Rows from a dataset:

-- BEGIN --

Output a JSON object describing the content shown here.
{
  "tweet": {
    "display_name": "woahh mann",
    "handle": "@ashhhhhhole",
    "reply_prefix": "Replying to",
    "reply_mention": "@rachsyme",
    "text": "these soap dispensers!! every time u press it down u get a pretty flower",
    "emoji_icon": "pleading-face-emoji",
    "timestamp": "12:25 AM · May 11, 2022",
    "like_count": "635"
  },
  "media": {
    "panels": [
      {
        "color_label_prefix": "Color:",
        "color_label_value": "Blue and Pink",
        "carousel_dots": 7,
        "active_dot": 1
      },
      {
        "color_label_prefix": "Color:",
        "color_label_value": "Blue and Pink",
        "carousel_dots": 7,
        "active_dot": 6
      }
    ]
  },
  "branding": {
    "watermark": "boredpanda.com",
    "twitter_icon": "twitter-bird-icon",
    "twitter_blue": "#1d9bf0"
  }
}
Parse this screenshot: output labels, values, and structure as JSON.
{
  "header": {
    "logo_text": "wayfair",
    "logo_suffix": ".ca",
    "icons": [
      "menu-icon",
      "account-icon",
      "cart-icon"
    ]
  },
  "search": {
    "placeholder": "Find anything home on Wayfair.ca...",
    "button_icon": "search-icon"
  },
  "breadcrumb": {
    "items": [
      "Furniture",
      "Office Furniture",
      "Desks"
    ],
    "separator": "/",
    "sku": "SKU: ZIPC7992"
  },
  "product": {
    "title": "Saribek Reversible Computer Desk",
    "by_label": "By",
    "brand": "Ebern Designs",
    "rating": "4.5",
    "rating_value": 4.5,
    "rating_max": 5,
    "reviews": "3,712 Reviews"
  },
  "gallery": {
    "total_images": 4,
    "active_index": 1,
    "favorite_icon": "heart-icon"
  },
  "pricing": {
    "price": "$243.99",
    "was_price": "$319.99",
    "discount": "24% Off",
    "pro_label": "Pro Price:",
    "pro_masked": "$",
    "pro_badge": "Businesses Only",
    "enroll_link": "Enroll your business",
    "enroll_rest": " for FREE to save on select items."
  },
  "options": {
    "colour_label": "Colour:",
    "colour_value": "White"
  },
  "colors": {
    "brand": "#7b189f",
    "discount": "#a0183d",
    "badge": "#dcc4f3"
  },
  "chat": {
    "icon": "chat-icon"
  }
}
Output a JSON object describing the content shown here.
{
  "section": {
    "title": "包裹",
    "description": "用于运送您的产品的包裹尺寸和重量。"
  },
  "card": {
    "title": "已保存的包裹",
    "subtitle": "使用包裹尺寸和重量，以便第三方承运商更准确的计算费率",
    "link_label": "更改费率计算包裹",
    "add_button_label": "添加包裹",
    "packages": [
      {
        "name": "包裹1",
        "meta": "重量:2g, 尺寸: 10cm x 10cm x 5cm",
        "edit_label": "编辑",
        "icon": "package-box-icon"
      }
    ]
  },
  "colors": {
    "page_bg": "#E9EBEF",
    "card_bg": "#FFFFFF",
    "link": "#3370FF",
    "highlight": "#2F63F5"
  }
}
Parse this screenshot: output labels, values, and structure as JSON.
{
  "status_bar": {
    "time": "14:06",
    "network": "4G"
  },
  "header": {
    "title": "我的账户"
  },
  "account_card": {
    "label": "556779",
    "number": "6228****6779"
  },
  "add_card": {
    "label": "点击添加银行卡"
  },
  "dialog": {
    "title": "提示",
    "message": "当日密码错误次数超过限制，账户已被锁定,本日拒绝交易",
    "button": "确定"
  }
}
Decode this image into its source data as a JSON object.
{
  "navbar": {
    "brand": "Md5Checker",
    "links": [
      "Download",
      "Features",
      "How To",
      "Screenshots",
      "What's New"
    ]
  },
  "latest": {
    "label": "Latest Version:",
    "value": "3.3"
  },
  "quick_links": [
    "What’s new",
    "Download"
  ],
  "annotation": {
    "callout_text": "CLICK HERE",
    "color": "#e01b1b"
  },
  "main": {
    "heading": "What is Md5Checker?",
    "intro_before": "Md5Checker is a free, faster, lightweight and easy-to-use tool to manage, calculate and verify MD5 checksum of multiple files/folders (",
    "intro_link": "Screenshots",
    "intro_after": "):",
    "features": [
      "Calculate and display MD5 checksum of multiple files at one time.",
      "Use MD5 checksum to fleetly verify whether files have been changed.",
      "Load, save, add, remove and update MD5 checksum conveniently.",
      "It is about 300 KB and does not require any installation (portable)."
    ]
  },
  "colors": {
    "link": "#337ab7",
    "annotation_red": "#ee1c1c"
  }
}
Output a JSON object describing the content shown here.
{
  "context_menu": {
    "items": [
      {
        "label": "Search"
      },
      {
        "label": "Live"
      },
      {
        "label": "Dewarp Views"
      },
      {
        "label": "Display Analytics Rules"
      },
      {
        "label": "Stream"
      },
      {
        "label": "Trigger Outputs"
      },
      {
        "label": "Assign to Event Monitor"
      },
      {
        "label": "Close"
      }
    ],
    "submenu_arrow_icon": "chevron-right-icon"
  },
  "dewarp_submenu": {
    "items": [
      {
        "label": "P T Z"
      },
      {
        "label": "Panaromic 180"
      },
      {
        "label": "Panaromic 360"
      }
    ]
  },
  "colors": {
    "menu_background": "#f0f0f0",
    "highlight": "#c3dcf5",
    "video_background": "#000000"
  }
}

-- END --

Repeat the records above in full, character for character.

TASK RESPONSE:
Output a JSON object describing the content shown here.
{
  "tweet": {
    "display_name": "woahh mann",
    "handle": "@ashhhhhhole",
    "reply_prefix": "Replying to",
    "reply_mention": "@rachsyme",
    "text": "these soap dispensers!! every time u press it down u get a pretty flower",
    "emoji_icon": "pleading-face-emoji",
    "timestamp": "12:25 AM · May 11, 2022",
    "like_count": "635"
  },
  "media": {
    "panels": [
      {
        "color_label_prefix": "Color:",
        "color_label_value": "Blue and Pink",
        "carousel_dots": 7,
        "active_dot": 1
      },
      {
        "color_label_prefix": "Color:",
        "color_label_value": "Blue and Pink",
        "carousel_dots": 7,
        "active_dot": 6
      }
    ]
  },
  "branding": {
    "watermark": "boredpanda.com",
    "twitter_icon": "twitter-bird-icon",
    "twitter_blue": "#1d9bf0"
  }
}
Parse this screenshot: output labels, values, and structure as JSON.
{
  "header": {
    "logo_text": "wayfair",
    "logo_suffix": ".ca",
    "icons": [
      "menu-icon",
      "account-icon",
      "cart-icon"
    ]
  },
  "search": {
    "placeholder": "Find anything home on Wayfair.ca...",
    "button_icon": "search-icon"
  },
  "breadcrumb": {
    "items": [
      "Furniture",
      "Office Furniture",
      "Desks"
    ],
    "separator": "/",
    "sku": "SKU: ZIPC7992"
  },
  "product": {
    "title": "Saribek Reversible Computer Desk",
    "by_label": "By",
    "brand": "Ebern Designs",
    "rating": "4.5",
    "rating_value": 4.5,
    "rating_max": 5,
    "reviews": "3,712 Reviews"
  },
  "gallery": {
    "total_images": 4,
    "active_index": 1,
    "favorite_icon": "heart-icon"
  },
  "pricing": {
    "price": "$243.99",
    "was_price": "$319.99",
    "discount": "24% Off",
    "pro_label": "Pro Price:",
    "pro_masked": "$",
    "pro_badge": "Businesses Only",
    "enroll_link": "Enroll your business",
    "enroll_rest": " for FREE to save on select items."
  },
  "options": {
    "colour_label": "Colour:",
    "colour_value": "White"
  },
  "colors": {
    "brand": "#7b189f",
    "discount": "#a0183d",
    "badge": "#dcc4f3"
  },
  "chat": {
    "icon": "chat-icon"
  }
}
Output a JSON object describing the content shown here.
{
  "section": {
    "title": "包裹",
    "description": "用于运送您的产品的包裹尺寸和重量。"
  },
  "card": {
    "title": "已保存的包裹",
    "subtitle": "使用包裹尺寸和重量，以便第三方承运商更准确的计算费率",
    "link_label": "更改费率计算包裹",
    "add_button_label": "添加包裹",
    "packages": [
      {
        "name": "包裹1",
        "meta": "重量:2g, 尺寸: 10cm x 10cm x 5cm",
        "edit_label": "编辑",
        "icon": "package-box-icon"
      }
    ]
  },
  "colors": {
    "page_bg": "#E9EBEF",
    "card_bg": "#FFFFFF",
    "link": "#3370FF",
    "highlight": "#2F63F5"
  }
}
Parse this screenshot: output labels, values, and structure as JSON.
{
  "status_bar": {
    "time": "14:06",
    "network": "4G"
  },
  "header": {
    "title": "我的账户"
  },
  "account_card": {
    "label": "556779",
    "number": "6228****6779"
  },
  "add_card": {
    "label": "点击添加银行卡"
  },
  "dialog": {
    "title": "提示",
    "message": "当日密码错误次数超过限制，账户已被锁定,本日拒绝交易",
    "button": "确定"
  }
}
Decode this image into its source data as a JSON object.
{
  "navbar": {
    "brand": "Md5Checker",
    "links": [
      "Download",
      "Features",
      "How To",
      "Screenshots",
      "What's New"
    ]
  },
  "latest": {
    "label": "Latest Version:",
    "value": "3.3"
  },
  "quick_links": [
    "What’s new",
    "Download"
  ],
  "annotation": {
    "callout_text": "CLICK HERE",
    "color": "#e01b1b"
  },
  "main": {
    "heading": "What is Md5Checker?",
    "intro_before": "Md5Checker is a free, faster, lightweight and easy-to-use tool to manage, calculate and verify MD5 checksum of multiple files/folders (",
    "intro_link": "Screenshots",
    "intro_after": "):",
    "features": [
      "Calculate and display MD5 checksum of multiple files at one time.",
      "Use MD5 checksum to fleetly verify whether files have been changed.",
      "Load, save, add, remove and update MD5 checksum conveniently.",
      "It is about 300 KB and does not require any installation (portable)."
    ]
  },
  "colors": {
    "link": "#337ab7",
    "annotation_red": "#ee1c1c"
  }
}
Output a JSON object describing the content shown here.
{
  "context_menu": {
    "items": [
      {
        "label": "Search"
      },
      {
        "label": "Live"
      },
      {
        "label": "Dewarp Views"
      },
      {
        "label": "Display Analytics Rules"
      },
      {
        "label": "Stream"
      },
      {
        "label": "Trigger Outputs"
      },
      {
        "label": "Assign to Event Monitor"
      },
      {
        "label": "Close"
      }
    ],
    "submenu_arrow_icon": "chevron-right-icon"
  },
  "dewarp_submenu": {
    "items": [
      {
        "label": "P T Z"
      },
      {
        "label": "Panaromic 180"
      },
      {
        "label": "Panaromic 360"
      }
    ]
  },
  "colors": {
    "menu_background": "#f0f0f0",
    "highlight": "#c3dcf5",
    "video_background": "#000000"
  }
}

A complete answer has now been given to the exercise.